▸ Required task
Return only the count of lines in which the word "nedeli" appears.

▸ Records
************

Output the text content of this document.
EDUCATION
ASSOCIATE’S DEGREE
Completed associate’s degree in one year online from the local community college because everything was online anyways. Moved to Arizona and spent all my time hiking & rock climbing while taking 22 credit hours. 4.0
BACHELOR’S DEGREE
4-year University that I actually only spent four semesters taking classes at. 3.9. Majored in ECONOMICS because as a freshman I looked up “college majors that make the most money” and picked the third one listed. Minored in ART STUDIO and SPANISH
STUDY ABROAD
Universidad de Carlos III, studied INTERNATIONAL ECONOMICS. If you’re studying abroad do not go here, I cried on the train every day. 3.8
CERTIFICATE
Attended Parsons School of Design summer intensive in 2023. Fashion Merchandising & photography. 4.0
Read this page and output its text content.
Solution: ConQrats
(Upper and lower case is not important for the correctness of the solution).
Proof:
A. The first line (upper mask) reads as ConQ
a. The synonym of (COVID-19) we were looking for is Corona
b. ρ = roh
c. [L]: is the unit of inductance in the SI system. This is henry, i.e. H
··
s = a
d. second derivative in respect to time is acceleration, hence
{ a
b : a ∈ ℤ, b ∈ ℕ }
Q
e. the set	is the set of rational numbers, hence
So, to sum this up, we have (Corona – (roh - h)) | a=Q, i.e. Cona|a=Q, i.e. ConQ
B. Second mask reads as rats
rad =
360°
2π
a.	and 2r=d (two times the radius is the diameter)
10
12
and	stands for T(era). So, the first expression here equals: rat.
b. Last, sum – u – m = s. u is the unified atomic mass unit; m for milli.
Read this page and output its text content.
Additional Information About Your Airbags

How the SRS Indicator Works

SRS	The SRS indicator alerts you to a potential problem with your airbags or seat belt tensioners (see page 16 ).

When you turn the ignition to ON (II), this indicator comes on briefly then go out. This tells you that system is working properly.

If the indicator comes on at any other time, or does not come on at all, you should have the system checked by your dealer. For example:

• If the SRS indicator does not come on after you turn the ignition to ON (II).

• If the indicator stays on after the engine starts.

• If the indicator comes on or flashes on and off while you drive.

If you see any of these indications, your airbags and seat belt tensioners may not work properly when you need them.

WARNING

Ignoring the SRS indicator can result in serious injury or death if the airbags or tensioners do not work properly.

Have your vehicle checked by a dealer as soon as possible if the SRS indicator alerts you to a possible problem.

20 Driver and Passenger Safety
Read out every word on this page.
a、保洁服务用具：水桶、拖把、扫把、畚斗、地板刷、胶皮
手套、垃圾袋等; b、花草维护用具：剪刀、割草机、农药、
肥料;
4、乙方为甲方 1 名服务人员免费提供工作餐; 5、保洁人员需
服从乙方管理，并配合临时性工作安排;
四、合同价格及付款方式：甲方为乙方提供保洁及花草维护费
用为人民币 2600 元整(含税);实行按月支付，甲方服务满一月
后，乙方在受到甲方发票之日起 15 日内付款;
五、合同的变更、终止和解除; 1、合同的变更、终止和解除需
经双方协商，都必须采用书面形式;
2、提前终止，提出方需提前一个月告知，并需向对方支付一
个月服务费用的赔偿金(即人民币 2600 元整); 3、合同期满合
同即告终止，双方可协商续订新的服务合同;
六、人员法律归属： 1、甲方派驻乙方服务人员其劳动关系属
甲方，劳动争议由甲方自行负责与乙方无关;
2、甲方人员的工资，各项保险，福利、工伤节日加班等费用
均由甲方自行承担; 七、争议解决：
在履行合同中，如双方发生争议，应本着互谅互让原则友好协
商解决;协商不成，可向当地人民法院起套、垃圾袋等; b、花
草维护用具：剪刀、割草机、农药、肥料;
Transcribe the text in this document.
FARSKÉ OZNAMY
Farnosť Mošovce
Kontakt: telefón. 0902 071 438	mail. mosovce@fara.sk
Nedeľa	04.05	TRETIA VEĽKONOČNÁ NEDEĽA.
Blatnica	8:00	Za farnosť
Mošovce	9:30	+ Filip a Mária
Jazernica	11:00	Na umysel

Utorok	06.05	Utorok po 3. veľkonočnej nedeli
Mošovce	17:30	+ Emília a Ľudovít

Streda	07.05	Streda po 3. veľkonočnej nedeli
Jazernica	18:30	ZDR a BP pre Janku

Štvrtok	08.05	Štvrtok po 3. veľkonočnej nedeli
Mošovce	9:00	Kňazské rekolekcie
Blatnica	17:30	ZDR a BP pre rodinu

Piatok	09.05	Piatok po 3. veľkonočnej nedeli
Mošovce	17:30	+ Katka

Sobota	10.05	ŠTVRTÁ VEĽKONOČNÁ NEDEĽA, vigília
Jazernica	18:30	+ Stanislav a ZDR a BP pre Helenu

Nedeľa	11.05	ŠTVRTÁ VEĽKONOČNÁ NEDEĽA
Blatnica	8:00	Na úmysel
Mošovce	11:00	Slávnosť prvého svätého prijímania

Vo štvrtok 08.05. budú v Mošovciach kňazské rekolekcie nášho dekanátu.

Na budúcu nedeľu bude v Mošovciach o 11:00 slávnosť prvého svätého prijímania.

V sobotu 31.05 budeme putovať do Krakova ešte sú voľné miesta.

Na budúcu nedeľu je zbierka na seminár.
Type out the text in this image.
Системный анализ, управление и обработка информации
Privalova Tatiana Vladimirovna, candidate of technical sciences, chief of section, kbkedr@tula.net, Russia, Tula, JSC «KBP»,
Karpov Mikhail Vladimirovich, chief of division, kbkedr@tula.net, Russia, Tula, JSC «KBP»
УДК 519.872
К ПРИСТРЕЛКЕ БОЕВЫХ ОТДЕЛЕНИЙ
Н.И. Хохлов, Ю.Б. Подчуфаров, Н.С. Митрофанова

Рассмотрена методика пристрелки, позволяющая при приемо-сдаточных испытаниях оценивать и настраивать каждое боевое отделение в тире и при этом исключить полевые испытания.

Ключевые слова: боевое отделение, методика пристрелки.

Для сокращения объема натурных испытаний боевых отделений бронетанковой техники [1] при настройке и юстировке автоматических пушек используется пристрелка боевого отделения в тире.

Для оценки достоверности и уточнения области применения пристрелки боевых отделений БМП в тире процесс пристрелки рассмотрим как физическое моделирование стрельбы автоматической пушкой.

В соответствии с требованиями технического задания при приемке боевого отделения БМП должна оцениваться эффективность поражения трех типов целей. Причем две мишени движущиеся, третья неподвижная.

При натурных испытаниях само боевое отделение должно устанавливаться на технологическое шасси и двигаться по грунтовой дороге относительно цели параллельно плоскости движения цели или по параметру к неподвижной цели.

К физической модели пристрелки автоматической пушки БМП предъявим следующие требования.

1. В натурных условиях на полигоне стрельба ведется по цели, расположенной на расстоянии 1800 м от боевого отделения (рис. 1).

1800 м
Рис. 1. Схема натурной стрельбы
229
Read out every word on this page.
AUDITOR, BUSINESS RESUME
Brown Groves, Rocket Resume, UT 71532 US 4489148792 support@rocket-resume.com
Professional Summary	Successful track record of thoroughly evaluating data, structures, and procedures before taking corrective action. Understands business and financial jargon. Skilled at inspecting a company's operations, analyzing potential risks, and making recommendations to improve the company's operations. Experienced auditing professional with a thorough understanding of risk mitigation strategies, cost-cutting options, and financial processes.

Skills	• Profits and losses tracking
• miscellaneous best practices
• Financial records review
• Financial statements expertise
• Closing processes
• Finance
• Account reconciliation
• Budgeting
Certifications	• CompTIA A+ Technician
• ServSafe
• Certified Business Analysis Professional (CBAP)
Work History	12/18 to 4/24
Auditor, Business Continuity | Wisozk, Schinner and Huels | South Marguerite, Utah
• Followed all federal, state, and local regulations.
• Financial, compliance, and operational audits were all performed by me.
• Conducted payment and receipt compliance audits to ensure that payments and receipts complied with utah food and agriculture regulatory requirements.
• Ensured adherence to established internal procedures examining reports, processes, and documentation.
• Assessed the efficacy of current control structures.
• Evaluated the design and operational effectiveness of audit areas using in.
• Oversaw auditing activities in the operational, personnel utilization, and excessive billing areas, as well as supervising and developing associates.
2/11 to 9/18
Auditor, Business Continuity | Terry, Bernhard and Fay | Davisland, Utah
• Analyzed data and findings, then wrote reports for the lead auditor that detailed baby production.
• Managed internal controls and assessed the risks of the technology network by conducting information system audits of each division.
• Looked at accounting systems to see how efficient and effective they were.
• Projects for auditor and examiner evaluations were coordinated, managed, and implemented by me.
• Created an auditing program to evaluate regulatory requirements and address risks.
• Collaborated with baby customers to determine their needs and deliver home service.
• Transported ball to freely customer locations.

************

▸ Output for this exercise
4